* **EXERCISE**
Show every line in the records below that contains the word "week".

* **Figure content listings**
** start **
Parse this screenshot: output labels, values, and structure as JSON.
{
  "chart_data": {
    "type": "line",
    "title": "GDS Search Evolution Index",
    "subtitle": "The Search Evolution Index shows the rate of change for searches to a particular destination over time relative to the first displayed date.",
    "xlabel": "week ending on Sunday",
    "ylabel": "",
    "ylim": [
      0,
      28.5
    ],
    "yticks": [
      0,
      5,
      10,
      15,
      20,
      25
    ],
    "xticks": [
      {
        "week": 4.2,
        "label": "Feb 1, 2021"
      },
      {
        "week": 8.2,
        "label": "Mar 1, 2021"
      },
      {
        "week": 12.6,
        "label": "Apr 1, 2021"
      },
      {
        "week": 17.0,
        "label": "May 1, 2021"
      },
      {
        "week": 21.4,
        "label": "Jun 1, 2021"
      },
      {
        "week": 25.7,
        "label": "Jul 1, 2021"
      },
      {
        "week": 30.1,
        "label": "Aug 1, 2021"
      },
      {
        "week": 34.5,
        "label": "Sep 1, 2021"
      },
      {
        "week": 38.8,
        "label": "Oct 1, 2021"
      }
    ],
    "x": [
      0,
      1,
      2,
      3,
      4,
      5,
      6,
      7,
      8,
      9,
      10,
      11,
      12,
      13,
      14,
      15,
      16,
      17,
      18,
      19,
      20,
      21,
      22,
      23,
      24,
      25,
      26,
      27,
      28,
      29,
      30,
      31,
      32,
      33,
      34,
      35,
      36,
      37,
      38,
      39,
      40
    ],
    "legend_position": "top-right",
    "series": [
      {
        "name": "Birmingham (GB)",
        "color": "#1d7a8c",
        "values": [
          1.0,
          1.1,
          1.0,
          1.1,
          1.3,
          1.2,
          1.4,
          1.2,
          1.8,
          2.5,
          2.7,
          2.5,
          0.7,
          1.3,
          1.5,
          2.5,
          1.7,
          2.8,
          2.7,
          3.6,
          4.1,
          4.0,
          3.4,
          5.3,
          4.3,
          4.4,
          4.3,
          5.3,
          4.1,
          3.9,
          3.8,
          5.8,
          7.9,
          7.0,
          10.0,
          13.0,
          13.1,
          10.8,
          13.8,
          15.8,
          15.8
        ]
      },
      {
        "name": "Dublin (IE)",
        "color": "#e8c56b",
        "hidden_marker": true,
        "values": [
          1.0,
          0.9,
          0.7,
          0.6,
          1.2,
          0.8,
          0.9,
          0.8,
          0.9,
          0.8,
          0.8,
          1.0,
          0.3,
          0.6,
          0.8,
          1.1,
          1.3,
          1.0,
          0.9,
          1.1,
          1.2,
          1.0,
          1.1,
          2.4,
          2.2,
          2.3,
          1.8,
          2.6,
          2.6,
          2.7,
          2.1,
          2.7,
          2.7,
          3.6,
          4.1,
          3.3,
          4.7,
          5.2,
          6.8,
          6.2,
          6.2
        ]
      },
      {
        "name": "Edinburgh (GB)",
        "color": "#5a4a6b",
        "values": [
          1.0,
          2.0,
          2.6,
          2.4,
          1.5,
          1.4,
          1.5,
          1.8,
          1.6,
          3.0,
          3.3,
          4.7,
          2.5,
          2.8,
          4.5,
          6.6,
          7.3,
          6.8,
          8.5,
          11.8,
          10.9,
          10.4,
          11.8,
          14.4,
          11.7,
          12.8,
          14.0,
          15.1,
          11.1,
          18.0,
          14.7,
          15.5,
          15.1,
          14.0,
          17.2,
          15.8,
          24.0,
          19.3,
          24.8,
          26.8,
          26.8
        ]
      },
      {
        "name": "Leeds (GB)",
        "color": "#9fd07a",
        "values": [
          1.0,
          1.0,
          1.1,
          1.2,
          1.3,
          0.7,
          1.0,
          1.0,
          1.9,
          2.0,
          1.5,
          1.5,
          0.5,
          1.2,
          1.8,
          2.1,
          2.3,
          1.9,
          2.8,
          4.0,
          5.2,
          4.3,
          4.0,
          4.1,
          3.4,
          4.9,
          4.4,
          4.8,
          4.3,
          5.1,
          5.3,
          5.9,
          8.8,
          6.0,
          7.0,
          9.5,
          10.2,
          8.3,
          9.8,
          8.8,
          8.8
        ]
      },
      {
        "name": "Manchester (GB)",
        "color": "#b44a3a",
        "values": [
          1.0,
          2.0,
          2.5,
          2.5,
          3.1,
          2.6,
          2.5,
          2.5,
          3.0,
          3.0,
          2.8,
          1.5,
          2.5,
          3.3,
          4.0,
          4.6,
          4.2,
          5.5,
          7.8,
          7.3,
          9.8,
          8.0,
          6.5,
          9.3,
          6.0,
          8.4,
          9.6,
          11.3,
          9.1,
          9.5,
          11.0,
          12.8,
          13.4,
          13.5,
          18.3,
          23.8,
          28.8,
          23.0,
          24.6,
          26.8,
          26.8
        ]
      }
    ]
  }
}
** end **
* **RESULT FOR THIS EXERCISE**
    "xlabel": "week ending on Sunday",
        "week": 4.2,
        "week": 8.2,
        "week": 12.6,
        "week": 17.0,
        "week": 21.4,
        "week": 25.7,
        "week": 30.1,
        "week": 34.5,
        "week": 38.8,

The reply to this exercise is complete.